## SOURCE
════════════════════

Bulk geomechanical properties of depleted coals

July 2020August 2021
The onset of breakout around a horizontal well .

Bulk geomechanical properties of depleted coals

This project aims to develop techniques to investigate the impact of geomechanical depletion on coal seam gas (CSG) reservoirs.

As coal seam gas is extracted from the subsurface, the stress path and bulk geomechanical properties of the coals and the surrounding formation change. Understanding how these changes occur in a depleting coal seam gas reservoir is important for engineering design relating to drilling and completion of wells and wellbore stability. Stimulation design (primary and secondary fracturing design), prediction of compaction and subsidence, and reservoir management would also benefit from the increased knowledge.

The geology of a CSG reservoir, and its associated tectonic stress conditions, play an important role in affecting its response to gas depletion. The subsurface conditions of a reservoir guide how the coal can move (whether it can move in all directions or whether it is constrained and can only move vertically). This results in the coal being under either constant or differing levels of effective stress. Reservoirs under constant stress conditions behave differently to those with differing levels of stress. Therefore, it’s important to understand how gas extraction is interacting with the physical characteristics at a site.

════════════════════

## WRITTEN PROBLEM
Continue the text on the bulk geomechanical properties of depleted coals from its last sentence, keeping the same plain, technical register.

## RECORDED INFORMATION
════════════════════

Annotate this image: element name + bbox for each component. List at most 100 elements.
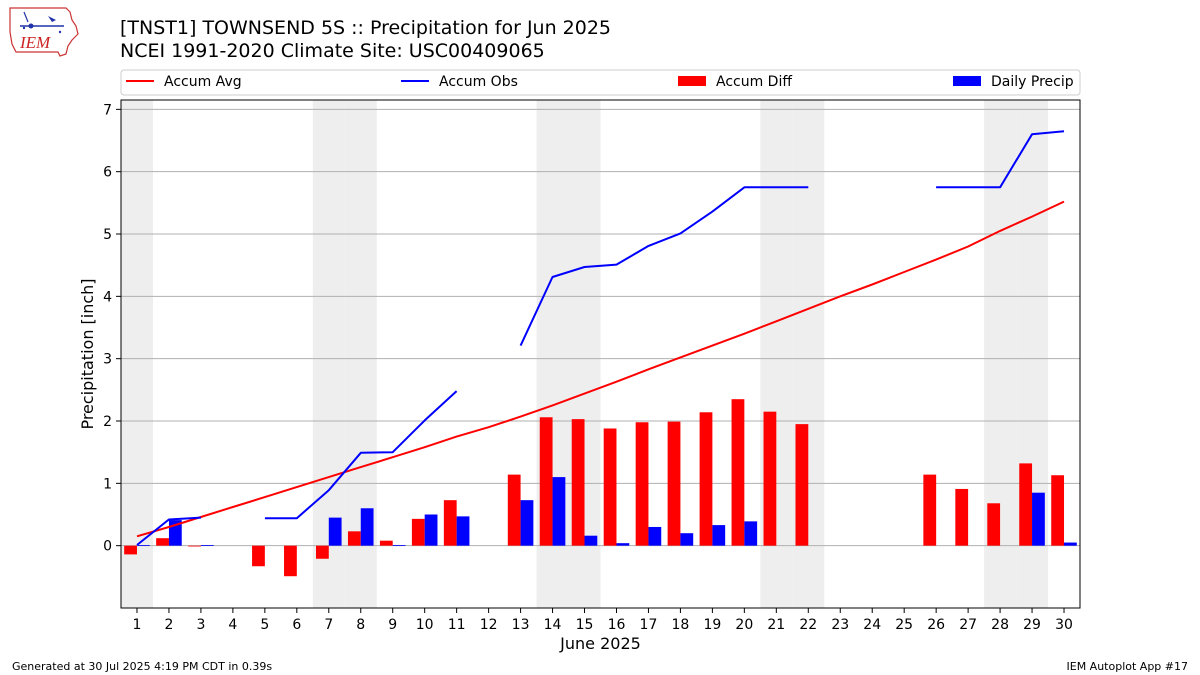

════════════════════

## ANSWER BELOW
Being able to predict the changes in stress and strain that various coal seams experience as a consequence of depletion and to see how subsurface conditions alter the stress path in a coal seam during depletion would add another dimension to existing models (which assume that a reservoir’s vertical stress and the bulk geomechanical properties of the coal remains constant). These models are used for a variety of purposes including estimating the volume of gas that a reservoir can produce and the rate at which gas is produced over the life of the field.

However, it is difficult to obtain coal samples that represent the pressure and stress conditions that exist in the subsurface – these characteristics change as the sample is brought to the surface. This investigation has been designed to overcome the significant challenges associated with obtaining this information. The project will include two laboratory experimental programs, one using actual coal samples with different characteristics; and the other using multiple copies of 3D printed synthetic samples to allow consistent, repeated testing of the different coal structures. Results of the laboratory program will be combined with new geomechanical models to estimate changes in bulk rock properties that occur with depletion.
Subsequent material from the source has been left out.